**OBJECTIF VISÉ:**
Reprenez la chronique ci-dessous sur l'album « Briser le Silence » de Blasphème et poursuivez-la à partir de sa dernière phrase.

Blasphème – Briser le silence

Dans le merveilleux monde du heavy, terre où les musiciens chevelus se côtoient et affluent au fil des générations, les anciens sont souvent les plus reconnus. Les jeunots s'inspirent régulièrement de leurs ainés pour affiner leur musique à eux, pour mieux s'en démarquer ou suivre leur lignée. Pour les parisiens de Blasphème, l'histoire ne s'est pas passée de la même manière. Peut-être ont-ils inspirés quelques formations, mais leur séparation en 1986 ne leur a pas permis de connaître un destin de gloire à la Judas Priest, malgré la qualité de leurs brûlots. Cependant, après une reformation, les français décident d'offrir aux auditeurs de nouvelles offrandes à ce mettre sous la dent et voici qu'est réalisé sur XIII Bis Records, fin Septembre 2010, le 3ème opus des parisiens, intitulé « Briser le Silence » après « Désir de Vampyr », 25 ans plus tôt. Nos français vont-ils parvenir à se faire un nom désormais, ou ont-ils trop longtemps brillé par leur absence ? Vont-ils, comme promis, briser le silence ?

Listes d'éléments et de régions:

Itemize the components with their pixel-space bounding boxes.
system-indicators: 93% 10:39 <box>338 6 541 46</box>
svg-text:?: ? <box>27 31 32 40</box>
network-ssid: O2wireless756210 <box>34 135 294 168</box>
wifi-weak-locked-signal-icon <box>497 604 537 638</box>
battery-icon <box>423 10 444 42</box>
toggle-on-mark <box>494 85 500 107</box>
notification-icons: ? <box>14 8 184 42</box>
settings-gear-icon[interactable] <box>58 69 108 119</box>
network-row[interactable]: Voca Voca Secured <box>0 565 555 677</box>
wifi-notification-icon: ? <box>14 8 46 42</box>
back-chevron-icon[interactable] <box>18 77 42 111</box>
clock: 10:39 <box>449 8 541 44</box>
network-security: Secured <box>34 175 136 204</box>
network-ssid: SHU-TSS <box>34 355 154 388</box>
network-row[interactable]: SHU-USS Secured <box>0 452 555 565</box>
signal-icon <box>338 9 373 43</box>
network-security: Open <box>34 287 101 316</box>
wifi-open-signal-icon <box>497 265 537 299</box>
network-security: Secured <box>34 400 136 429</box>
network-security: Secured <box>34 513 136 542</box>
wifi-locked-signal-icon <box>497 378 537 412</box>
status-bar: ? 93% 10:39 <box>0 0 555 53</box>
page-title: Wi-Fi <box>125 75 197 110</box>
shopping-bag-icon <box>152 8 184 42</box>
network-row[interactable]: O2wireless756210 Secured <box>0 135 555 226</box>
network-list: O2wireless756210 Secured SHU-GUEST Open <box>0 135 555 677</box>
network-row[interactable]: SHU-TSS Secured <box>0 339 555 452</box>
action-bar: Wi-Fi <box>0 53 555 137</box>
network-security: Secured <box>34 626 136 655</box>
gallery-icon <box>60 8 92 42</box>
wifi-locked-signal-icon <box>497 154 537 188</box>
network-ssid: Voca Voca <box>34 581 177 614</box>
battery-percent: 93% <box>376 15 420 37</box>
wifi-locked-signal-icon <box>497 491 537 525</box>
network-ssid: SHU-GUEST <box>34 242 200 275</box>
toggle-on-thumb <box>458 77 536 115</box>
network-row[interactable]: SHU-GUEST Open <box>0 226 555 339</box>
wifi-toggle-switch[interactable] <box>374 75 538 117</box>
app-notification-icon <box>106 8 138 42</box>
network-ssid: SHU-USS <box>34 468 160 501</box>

---

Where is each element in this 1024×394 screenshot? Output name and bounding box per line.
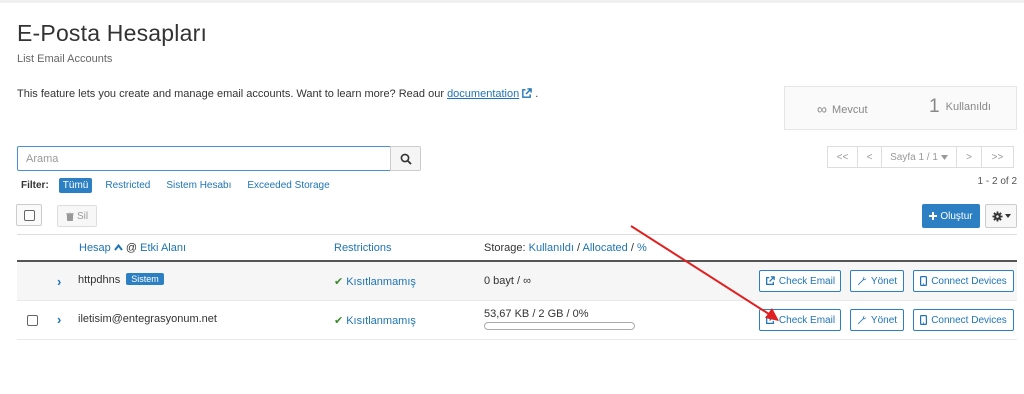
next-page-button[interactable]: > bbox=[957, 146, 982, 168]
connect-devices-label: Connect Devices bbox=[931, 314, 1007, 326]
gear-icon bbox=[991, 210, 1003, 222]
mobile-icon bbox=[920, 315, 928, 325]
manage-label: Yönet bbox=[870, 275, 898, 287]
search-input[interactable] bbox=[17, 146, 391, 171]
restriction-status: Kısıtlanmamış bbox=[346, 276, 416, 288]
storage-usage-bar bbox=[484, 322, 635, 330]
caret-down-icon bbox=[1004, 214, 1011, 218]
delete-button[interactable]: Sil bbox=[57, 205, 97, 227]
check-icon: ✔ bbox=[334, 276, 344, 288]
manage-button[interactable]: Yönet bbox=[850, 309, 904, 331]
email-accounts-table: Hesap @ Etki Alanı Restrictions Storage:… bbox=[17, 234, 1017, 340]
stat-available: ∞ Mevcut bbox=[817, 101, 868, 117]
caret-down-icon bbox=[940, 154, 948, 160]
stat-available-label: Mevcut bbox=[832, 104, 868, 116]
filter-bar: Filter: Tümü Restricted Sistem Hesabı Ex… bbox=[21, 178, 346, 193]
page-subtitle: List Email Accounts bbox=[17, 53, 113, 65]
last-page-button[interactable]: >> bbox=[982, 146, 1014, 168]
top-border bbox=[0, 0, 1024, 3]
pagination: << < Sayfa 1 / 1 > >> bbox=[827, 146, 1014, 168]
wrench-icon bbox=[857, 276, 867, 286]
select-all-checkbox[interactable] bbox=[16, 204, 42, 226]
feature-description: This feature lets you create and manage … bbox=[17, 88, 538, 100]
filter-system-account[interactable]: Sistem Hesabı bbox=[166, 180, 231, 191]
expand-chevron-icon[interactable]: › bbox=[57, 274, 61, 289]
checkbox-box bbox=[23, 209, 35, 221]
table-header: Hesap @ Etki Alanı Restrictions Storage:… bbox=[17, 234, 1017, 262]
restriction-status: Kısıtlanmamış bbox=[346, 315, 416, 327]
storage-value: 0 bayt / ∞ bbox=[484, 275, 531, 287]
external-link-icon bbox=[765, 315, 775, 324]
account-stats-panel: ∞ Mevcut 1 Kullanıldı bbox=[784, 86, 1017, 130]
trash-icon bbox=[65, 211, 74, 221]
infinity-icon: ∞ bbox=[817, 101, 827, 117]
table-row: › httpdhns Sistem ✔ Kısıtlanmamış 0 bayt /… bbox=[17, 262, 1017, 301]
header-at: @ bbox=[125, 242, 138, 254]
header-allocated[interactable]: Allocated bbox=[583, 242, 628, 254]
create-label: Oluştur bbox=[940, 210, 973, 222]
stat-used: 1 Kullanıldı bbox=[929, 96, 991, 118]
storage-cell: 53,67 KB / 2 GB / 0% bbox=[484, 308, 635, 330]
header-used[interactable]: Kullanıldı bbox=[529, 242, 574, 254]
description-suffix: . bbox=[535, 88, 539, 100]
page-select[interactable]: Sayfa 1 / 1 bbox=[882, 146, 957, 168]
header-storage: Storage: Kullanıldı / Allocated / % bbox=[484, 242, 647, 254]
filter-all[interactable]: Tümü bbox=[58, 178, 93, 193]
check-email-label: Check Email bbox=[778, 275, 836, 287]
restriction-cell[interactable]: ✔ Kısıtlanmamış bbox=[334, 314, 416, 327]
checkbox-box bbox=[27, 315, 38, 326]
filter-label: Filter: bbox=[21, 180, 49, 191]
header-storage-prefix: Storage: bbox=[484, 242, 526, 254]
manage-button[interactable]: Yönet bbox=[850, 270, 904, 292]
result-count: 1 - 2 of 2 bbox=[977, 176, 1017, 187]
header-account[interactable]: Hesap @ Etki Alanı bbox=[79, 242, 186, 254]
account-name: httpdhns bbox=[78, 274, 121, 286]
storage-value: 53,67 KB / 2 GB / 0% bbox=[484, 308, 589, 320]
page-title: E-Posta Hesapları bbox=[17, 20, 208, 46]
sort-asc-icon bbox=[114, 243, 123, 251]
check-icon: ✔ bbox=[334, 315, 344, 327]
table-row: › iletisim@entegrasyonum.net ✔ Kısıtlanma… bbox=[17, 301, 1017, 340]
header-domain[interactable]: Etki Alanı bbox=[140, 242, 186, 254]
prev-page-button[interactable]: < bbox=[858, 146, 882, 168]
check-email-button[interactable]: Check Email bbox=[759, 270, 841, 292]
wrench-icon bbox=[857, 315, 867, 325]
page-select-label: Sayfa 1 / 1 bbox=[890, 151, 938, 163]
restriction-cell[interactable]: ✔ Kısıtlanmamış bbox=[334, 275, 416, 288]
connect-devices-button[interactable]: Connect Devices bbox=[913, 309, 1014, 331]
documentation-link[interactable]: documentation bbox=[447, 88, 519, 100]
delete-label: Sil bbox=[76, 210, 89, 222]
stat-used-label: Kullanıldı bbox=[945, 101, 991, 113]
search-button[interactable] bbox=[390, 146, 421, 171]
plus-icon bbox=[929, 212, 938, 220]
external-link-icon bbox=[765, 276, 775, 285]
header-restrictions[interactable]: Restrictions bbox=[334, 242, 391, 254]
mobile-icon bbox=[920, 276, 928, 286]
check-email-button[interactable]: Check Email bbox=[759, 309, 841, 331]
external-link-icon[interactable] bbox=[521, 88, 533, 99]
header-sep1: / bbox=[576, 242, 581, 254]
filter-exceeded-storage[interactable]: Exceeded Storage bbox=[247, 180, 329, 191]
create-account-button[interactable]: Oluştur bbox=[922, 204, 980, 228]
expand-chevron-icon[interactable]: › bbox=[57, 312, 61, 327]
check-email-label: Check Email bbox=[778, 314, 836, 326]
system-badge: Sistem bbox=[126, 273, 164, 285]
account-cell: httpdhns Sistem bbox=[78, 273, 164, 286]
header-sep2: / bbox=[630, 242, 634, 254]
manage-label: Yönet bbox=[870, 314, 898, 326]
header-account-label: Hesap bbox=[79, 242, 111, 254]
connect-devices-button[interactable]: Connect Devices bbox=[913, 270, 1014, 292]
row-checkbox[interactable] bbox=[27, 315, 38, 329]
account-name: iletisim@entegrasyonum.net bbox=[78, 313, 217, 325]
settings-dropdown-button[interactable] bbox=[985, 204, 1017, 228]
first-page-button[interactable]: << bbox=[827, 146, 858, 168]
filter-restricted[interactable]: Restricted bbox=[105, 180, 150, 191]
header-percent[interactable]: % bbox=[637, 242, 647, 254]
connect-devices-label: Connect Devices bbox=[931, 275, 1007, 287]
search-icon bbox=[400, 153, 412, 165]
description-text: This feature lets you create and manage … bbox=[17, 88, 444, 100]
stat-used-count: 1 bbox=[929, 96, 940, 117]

**RÉSULTAT DE L'EXERCICE:**
Quitte à briser le suspense, il est clair que la nouvelle galette de notre quatuor est une réussite, se plaçant parmi l'une des meilleures sorties heavy metal de cette année. Et dans ce style, que serait un brûlot sans ses titres phares et ses refrains marquants ? Si plusieurs combos s'évertuent à nous ennuyer avec quelque chose de fade et de peu consistant, les français de Blasphème ont compris qu'il fallait quelque chose à se mettre sous la dent pour détenir la clé de la réussite.


Et ça commence par le détonnant « The Crow », cocktail de couplets marquants aux guitares tranchantes et aux lignes facilement mémorisable. La piste s'illustre par son refrain où le chant Marc Fery fait merveille. Entraînante et efficace, elle laisse présager une suite des plus excellentes. Bien sûr, on reste dans le domaine d'une musique très classique, sans break à la trompette, accords de violons ou accordéon ravageur. Mais ce rythme soutenu, qui ne faiblit pas une seconde, et ce chant atteignant les aigus avec brio, comment ne pas se régaler ? Dans le genre tubesque, il irait bien égaler les hymnes d'un Saxon.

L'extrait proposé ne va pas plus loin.